-- Begin AVAILABLE DATA --

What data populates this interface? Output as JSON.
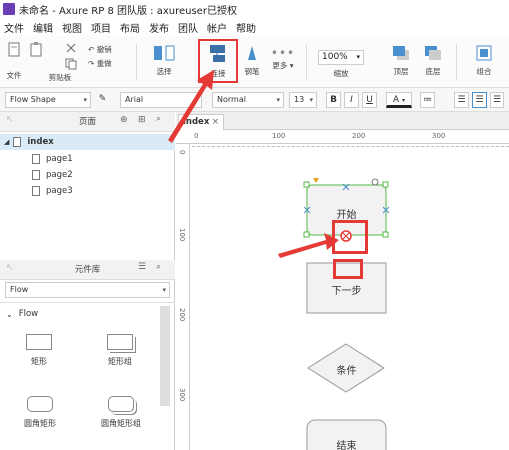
{
  "window": {
    "title": "未命名 - Axure RP 8 团队版 : axureuser已授权"
  },
  "menubar": {
    "items": [
      "文件",
      "编辑",
      "视图",
      "项目",
      "布局",
      "发布",
      "团队",
      "帐户",
      "帮助"
    ]
  },
  "toolbar": {
    "file": "文件",
    "clipboard": "剪贴板",
    "undo": "撤销",
    "redo": "重做",
    "select": "选择",
    "connect": "连接",
    "pen": "钢笔",
    "more": "更多 ▾",
    "zoom_value": "100%",
    "zoom_label": "缩放",
    "top": "顶层",
    "bottom": "底层",
    "group": "组合"
  },
  "formatbar": {
    "shape_type": "Flow Shape",
    "font": "Arial",
    "font_style": "Normal",
    "font_size": "13",
    "bold": "B",
    "italic": "I",
    "underline": "U",
    "font_color": "A"
  },
  "pages_panel": {
    "title": "页面",
    "root": "index",
    "pages": [
      "page1",
      "page2",
      "page3"
    ]
  },
  "widgets_panel": {
    "title": "元件库",
    "library": "Flow",
    "section": "Flow",
    "items": [
      "矩形",
      "矩形组",
      "圆角矩形",
      "圆角矩形组"
    ]
  },
  "canvas": {
    "tab": "index",
    "ruler_h": [
      "0",
      "100",
      "200",
      "300"
    ],
    "ruler_v": [
      "0",
      "100",
      "200",
      "300"
    ],
    "shapes": {
      "start": "开始",
      "next": "下一步",
      "condition": "条件",
      "end": "结束"
    }
  },
  "colors": {
    "annotation_red": "#e53935",
    "selection_green": "#54b948",
    "brand_purple": "#6a3fb5"
  }
}
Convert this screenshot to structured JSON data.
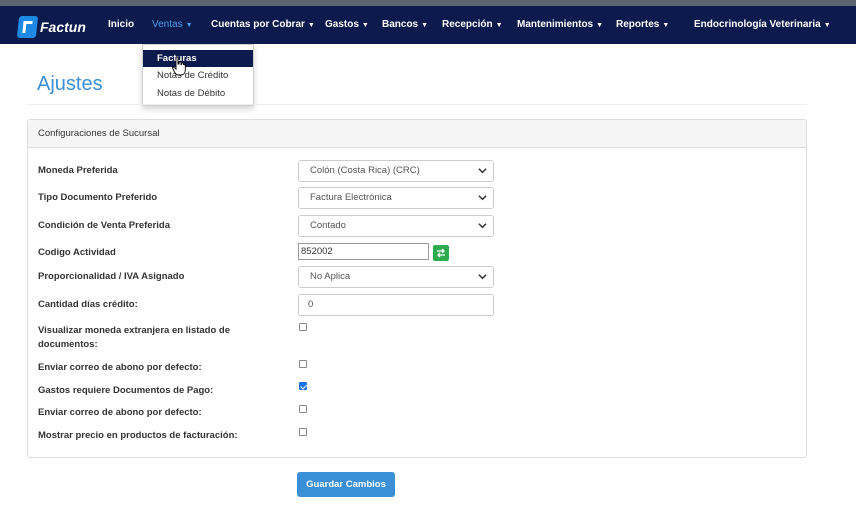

-- End AVAILABLE DATA --

The records above must be echoed exactly, minus their pictures.

What data populates this interface? Output as JSON.
{
  "window": {
    "title": "未命名 - Axure RP 8 团队版 : axureuser已授权"
  },
  "menubar": {
    "items": [
      "文件",
      "编辑",
      "视图",
      "项目",
      "布局",
      "发布",
      "团队",
      "帐户",
      "帮助"
    ]
  },
  "toolbar": {
    "file": "文件",
    "clipboard": "剪贴板",
    "undo": "撤销",
    "redo": "重做",
    "select": "选择",
    "connect": "连接",
    "pen": "钢笔",
    "more": "更多 ▾",
    "zoom_value": "100%",
    "zoom_label": "缩放",
    "top": "顶层",
    "bottom": "底层",
    "group": "组合"
  },
  "formatbar": {
    "shape_type": "Flow Shape",
    "font": "Arial",
    "font_style": "Normal",
    "font_size": "13",
    "bold": "B",
    "italic": "I",
    "underline": "U",
    "font_color": "A"
  },
  "pages_panel": {
    "title": "页面",
    "root": "index",
    "pages": [
      "page1",
      "page2",
      "page3"
    ]
  },
  "widgets_panel": {
    "title": "元件库",
    "library": "Flow",
    "section": "Flow",
    "items": [
      "矩形",
      "矩形组",
      "圆角矩形",
      "圆角矩形组"
    ]
  },
  "canvas": {
    "tab": "index",
    "ruler_h": [
      "0",
      "100",
      "200",
      "300"
    ],
    "ruler_v": [
      "0",
      "100",
      "200",
      "300"
    ],
    "shapes": {
      "start": "开始",
      "next": "下一步",
      "condition": "条件",
      "end": "结束"
    }
  },
  "colors": {
    "annotation_red": "#e53935",
    "selection_green": "#54b948",
    "brand_purple": "#6a3fb5"
  }
}
Convert this screenshot to structured JSON data.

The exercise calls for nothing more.